## Work to do
Find the string "cities" in the listing and report every line that has it.

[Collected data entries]
▬▬▬
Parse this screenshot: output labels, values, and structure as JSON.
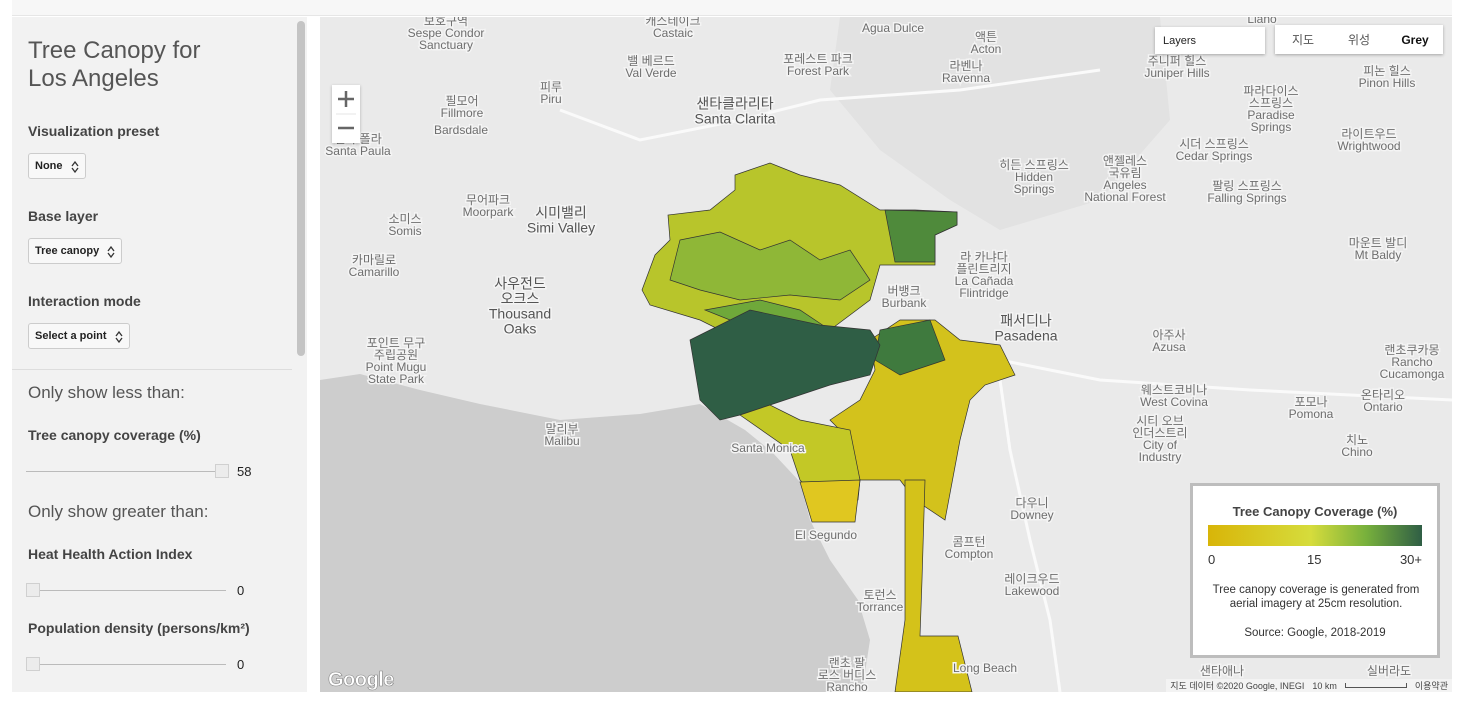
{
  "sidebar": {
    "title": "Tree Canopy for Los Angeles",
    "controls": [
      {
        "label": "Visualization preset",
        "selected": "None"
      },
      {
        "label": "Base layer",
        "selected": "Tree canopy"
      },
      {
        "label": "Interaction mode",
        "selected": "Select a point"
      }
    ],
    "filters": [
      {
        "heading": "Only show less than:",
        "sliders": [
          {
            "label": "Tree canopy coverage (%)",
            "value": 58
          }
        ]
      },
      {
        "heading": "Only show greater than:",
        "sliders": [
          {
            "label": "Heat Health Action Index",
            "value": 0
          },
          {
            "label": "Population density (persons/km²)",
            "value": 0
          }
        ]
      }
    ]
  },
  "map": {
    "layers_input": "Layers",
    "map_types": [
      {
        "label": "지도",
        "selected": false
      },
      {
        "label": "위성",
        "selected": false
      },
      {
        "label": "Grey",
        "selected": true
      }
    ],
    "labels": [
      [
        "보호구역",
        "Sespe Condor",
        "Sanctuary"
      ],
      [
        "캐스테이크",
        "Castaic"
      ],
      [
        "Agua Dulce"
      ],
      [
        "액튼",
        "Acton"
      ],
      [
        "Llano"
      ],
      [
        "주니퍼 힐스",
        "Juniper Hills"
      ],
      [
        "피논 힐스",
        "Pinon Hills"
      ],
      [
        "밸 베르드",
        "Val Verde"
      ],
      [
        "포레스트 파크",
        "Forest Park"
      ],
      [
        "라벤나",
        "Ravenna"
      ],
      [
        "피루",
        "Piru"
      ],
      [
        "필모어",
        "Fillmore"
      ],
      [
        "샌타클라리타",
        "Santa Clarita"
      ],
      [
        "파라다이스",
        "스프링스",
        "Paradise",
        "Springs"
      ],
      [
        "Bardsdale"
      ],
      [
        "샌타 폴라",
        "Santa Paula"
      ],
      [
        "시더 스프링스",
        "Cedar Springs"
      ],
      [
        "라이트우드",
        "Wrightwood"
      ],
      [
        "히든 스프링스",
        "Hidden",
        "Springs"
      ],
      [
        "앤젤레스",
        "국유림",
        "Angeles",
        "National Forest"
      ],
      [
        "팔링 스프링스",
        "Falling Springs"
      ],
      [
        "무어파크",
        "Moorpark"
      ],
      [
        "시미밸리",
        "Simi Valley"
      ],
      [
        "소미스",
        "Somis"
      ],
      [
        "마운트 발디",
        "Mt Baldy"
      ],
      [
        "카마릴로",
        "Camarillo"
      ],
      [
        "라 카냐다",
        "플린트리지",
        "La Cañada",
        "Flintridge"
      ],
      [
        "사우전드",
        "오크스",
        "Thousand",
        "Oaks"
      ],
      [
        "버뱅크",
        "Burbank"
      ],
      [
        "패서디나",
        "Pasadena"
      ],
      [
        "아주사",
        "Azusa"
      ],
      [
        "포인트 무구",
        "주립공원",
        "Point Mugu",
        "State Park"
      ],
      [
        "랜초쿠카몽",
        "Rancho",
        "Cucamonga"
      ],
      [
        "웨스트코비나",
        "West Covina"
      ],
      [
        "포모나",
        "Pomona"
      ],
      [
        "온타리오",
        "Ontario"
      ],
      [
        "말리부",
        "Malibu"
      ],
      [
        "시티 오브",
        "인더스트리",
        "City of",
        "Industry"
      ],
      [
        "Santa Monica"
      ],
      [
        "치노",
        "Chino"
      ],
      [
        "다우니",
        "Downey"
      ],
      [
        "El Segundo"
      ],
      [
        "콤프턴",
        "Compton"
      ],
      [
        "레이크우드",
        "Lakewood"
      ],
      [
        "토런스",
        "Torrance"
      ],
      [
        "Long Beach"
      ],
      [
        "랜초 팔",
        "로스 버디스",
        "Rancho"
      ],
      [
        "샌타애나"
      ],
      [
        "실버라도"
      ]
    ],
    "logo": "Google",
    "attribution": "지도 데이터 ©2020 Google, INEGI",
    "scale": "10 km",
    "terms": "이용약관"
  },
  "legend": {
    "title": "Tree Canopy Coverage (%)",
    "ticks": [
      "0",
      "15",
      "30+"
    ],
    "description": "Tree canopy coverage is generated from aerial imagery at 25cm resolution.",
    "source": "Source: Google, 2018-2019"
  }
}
▬▬▬
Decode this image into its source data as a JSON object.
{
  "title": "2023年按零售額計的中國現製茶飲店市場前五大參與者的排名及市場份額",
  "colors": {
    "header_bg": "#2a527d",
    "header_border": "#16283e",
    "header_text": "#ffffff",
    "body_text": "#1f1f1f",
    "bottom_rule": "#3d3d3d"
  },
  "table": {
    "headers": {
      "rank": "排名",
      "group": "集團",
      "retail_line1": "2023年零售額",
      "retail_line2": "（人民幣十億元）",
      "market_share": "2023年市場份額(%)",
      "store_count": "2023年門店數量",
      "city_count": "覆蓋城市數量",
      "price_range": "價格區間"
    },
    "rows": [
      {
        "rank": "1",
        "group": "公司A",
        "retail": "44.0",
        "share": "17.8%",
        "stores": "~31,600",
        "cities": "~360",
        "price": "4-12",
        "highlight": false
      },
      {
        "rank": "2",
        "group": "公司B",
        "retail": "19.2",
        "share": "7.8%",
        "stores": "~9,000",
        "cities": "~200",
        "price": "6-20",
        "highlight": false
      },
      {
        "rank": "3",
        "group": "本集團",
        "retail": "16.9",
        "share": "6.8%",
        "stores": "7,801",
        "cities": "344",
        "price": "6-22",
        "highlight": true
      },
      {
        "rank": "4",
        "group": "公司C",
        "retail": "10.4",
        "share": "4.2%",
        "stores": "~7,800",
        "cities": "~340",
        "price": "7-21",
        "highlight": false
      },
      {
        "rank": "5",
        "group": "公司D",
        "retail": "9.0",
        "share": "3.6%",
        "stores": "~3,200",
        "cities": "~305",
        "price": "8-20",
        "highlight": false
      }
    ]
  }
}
▬▬▬
## Written solution
        "cities": "~360",
        "cities": "~200",
        "cities": "344",
        "cities": "~340",
        "cities": "~305",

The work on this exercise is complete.